Problem statement: Rewrite the passage on German synthetic fuel below, starting with "The first Commercial" and going on through "1931 Nobel Prize.", with "Goldschmidt AG" changed to "Goldschmidt" everywhere it occurs.

Quoted passage:

<<<<

How hard would it be to take out underground oil-refineries and oil-stocks with bombs and technology used in WWII?
While I remember reading that Germany was using the Fischer Troppsch process as early as 1936. When did the Bergius high-pressure catalyzation process come online?
The first Commercial Bergius Hydrogenation plant was built in Germany in 1919 operated by Goldschmidt AG near Rheinau. By 1922 Fredrich Bergius had it producing 1 ton per day.
See this link.
New Scientist
It seems to have sent poor Friedrich Bergius Broke and a Balif chased him to Sweden to collect the money from his 1931 Nobel Prize.
German Government supported synthetic fuel plants began before 1930 under autarky programs in Germany well before Hitler became Chancellor.
Germany did not have significant oil resources or control and empire with oil. It had faced trade blockades and continued to face trade boycotts, financial boycotts, trade barriers and other problems accessing markets to create foreign exchange. The breakup of markets that came with break up of the Austro Hungarian empire and German empire even the Munro Doctrine created market access problems Autarky was promoted by the left as much as the nationalists not just in Germany or Italy but other countries as a way of avoiding the worst damage free trade to do to economies and provide security against blockades and boycotts. It was a matter of energy security and even food security.
ICI began construction of a 100,000/ton year Bergius Hydrogenation plant in Billingham England in the 1930s. Billingham Manufacturing Plant - Wikipedia . It is somewhat famous for the fact that that in the 1980s it proved nearly impossible to demolish due to the bomb proof concrete it was built out of. There was also a synthetic fuel program in the USA based around natural gas.
I know you are good at digging up material: the fischer-tropsch.org library has enormous amounts of documents related to this. Fischer-Tropsch Archive
A word of caution. Many 'pop' histories of the oil industry give fly away statistics such as that it took 6 tons of coal to produce 1 tone. Thermochemically the Bergius Hydrogenation process was about 50-55% efficient. Modern plants can be 70% efficient. The Fischer-Tropsch plants were probably just under 40% efficient. The FT plants often used brown coal which has 1/3rd the energy content of Black coal. Fossil and Alternative Fuels - Energy Content
In addition these plants used a lot of their input of coal to produced co-products such as ammonium nitrate for fertiliser and explosives.

>>>>

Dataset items

<<<<

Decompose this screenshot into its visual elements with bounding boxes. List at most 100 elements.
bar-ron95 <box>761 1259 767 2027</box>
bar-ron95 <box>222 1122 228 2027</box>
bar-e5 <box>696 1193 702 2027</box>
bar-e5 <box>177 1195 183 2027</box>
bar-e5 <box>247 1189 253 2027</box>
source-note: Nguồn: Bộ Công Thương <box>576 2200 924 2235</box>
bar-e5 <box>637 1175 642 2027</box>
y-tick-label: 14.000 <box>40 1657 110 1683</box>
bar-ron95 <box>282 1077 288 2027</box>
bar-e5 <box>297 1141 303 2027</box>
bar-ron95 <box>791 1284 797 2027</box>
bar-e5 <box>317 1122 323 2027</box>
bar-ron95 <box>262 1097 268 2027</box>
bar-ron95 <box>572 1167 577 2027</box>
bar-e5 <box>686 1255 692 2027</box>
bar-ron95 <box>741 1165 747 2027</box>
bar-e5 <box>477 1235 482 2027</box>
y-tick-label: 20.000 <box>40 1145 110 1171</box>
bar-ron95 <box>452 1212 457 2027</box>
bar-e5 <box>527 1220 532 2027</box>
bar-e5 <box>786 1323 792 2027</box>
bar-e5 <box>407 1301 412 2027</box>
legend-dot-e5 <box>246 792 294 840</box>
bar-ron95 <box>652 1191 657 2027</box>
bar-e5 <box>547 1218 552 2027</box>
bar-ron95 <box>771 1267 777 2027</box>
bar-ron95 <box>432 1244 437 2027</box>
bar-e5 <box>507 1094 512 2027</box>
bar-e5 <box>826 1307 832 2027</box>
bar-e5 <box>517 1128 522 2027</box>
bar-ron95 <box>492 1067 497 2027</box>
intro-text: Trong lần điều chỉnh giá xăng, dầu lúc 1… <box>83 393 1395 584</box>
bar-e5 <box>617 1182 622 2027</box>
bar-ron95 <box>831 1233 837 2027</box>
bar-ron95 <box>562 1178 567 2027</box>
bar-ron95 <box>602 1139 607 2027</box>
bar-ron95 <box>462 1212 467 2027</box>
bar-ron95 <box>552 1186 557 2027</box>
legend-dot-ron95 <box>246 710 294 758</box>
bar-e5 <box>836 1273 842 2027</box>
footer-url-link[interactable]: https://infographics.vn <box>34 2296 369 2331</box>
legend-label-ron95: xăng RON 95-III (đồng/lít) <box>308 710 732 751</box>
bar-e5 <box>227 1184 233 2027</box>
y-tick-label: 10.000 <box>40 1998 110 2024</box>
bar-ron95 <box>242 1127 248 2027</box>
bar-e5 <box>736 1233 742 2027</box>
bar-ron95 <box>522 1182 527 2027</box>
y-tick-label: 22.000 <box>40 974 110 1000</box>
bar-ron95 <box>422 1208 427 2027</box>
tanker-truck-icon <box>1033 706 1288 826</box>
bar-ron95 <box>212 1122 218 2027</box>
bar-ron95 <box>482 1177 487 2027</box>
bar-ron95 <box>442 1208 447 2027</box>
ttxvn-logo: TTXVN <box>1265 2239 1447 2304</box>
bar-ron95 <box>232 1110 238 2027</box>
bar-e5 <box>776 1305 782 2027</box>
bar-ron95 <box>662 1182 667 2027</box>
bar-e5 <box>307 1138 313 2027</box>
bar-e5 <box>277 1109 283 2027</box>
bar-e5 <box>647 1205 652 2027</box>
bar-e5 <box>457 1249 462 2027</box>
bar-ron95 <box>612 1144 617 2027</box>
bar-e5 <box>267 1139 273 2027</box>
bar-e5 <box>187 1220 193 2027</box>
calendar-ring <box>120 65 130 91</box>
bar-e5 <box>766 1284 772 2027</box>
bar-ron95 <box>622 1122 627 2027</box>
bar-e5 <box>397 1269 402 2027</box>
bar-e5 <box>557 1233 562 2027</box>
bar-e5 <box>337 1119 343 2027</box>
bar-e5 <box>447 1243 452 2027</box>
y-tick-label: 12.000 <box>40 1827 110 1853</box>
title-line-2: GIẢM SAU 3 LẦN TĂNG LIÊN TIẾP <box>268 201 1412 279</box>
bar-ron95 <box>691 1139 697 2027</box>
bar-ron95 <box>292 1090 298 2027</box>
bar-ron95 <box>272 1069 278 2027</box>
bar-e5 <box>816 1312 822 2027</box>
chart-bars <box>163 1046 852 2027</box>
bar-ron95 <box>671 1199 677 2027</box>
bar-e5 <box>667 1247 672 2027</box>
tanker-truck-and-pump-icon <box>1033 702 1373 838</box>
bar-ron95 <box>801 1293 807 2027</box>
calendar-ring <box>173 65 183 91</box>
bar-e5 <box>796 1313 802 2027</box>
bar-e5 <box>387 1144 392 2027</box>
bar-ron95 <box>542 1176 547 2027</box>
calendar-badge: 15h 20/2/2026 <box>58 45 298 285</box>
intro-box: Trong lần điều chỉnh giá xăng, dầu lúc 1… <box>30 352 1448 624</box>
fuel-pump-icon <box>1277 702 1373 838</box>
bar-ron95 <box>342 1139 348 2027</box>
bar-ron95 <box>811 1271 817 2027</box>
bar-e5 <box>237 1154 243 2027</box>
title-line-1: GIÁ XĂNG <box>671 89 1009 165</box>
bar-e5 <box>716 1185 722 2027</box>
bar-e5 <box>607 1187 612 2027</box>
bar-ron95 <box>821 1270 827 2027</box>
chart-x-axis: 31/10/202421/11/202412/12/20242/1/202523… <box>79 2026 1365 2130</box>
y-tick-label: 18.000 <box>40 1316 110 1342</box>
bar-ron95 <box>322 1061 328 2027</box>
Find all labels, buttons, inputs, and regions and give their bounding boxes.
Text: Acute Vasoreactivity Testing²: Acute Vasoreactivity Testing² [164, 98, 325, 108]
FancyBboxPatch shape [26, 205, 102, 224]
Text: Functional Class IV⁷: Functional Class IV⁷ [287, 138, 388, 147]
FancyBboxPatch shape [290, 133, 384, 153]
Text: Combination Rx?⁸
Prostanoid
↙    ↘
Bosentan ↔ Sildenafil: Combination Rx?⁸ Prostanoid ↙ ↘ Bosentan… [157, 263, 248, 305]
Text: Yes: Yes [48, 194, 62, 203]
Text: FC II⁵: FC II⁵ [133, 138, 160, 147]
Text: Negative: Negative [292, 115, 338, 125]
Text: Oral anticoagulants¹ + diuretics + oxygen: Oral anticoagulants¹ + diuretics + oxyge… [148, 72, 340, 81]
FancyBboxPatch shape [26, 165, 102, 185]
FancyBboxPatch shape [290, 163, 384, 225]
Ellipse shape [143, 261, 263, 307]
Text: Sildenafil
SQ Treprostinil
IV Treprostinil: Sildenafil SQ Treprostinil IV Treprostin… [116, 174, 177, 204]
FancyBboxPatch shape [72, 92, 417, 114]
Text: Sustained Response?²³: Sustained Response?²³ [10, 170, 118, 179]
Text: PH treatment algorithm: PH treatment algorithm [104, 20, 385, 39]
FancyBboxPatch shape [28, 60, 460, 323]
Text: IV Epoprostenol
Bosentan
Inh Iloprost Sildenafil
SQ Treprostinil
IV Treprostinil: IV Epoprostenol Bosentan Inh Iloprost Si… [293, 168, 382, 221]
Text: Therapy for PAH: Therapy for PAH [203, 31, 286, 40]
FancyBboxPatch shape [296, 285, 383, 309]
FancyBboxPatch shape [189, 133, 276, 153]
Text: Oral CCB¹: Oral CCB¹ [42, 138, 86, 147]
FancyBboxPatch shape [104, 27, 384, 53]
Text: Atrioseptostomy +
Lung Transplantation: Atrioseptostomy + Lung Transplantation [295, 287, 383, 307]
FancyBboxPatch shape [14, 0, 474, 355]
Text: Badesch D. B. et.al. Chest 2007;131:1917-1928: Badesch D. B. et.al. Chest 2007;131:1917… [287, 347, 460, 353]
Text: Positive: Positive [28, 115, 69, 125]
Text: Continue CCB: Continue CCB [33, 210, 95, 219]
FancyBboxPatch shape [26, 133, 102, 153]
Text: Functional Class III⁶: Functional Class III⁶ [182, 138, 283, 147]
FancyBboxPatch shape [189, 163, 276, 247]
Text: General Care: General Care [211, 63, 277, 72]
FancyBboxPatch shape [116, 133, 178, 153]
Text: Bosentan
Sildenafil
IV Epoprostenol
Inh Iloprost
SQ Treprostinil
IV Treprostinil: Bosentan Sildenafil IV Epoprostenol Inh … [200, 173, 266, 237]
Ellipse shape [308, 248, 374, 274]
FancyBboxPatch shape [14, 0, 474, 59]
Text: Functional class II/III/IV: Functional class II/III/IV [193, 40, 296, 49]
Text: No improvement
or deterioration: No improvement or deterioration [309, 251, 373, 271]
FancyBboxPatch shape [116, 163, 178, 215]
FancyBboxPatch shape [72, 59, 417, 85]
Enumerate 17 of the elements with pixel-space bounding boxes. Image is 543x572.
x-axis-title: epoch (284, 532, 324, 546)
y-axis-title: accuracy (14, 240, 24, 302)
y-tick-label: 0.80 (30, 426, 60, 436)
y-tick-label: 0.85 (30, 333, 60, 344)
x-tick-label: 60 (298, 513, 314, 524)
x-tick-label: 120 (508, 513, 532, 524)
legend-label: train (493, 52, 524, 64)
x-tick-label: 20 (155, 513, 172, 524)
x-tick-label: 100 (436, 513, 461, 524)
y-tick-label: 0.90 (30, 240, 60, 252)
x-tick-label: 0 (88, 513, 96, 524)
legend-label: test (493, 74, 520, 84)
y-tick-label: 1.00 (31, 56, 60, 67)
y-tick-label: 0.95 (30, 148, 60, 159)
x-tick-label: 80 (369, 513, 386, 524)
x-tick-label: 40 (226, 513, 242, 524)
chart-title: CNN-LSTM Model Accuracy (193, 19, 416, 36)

>>>>

Exercise output:
The first Commercial Bergius Hydrogenation plant was built in Germany in 1919 operated by Goldschmidt near Rheinau. By 1922 Fredrich Bergius had it producing 1 ton per day.
See this link.
New Scientist
It seems to have sent poor Friedrich Bergius Broke and a Balif chased him to Sweden to collect the money from his 1931 Nobel Prize.